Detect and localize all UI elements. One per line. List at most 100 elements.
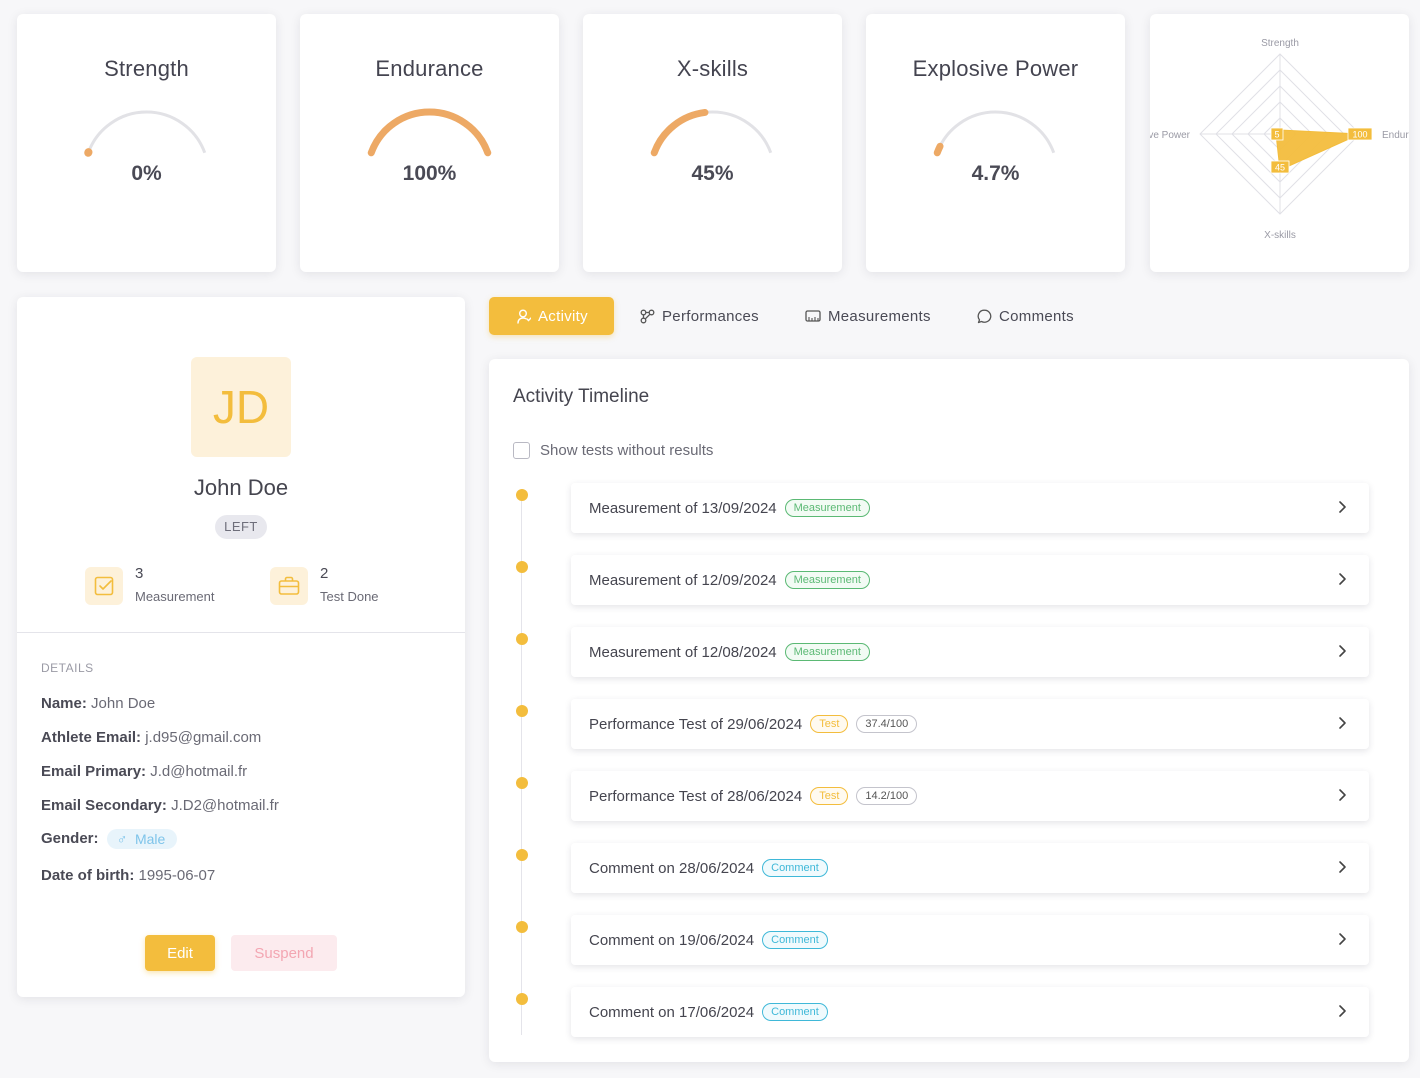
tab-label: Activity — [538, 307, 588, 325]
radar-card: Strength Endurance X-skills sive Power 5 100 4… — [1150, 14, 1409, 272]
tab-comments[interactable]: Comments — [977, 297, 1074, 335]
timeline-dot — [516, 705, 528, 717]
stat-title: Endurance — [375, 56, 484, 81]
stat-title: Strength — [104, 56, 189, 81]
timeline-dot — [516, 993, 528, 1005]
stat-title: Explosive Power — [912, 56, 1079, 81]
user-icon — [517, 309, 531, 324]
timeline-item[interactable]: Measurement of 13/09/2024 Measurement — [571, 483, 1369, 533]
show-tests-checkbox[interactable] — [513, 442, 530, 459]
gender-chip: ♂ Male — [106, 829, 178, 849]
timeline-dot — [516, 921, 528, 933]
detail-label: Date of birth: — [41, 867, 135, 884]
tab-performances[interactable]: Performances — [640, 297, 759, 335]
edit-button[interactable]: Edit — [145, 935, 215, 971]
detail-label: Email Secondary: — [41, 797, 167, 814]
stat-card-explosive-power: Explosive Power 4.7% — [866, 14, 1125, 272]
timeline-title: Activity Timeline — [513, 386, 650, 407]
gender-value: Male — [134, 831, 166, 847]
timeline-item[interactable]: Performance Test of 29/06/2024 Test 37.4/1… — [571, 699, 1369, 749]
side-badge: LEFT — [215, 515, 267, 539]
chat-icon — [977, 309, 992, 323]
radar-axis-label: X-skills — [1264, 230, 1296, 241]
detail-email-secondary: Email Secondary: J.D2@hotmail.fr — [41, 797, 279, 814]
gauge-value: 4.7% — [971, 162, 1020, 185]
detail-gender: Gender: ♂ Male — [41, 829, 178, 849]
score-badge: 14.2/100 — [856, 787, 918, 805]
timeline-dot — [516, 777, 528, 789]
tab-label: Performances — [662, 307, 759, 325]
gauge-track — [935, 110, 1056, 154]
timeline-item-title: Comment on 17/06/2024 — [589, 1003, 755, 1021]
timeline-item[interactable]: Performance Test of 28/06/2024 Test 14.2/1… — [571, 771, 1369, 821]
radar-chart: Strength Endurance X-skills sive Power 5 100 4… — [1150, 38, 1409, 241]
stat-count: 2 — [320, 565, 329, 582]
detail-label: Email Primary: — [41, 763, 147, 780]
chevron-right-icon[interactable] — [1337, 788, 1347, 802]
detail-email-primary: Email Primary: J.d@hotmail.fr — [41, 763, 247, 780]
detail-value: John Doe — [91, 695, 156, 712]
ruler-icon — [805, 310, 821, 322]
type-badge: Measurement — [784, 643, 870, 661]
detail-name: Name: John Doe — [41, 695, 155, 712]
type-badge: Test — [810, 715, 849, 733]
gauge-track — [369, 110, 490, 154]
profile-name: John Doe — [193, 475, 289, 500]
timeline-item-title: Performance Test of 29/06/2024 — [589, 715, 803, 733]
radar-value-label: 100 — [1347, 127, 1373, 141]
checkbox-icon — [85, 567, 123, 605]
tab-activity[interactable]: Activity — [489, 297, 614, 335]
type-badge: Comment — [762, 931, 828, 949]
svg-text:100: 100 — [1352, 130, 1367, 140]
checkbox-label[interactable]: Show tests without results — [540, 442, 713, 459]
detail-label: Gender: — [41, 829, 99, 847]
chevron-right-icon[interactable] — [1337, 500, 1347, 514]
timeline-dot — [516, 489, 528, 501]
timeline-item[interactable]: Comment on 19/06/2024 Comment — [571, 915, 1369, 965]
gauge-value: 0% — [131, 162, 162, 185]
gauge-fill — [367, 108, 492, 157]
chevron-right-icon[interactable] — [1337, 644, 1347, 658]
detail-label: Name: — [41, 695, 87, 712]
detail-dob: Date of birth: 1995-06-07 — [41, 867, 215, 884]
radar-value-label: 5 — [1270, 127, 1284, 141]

# [Written instruction]
Identify every line in the material above that contains the string "chevron", matching case exactly.

# [Final result]
chevron-right-icon[interactable] — [1337, 788, 1347, 802]
chevron-right-icon[interactable] — [1337, 500, 1347, 514]
chevron-right-icon[interactable] — [1337, 644, 1347, 658]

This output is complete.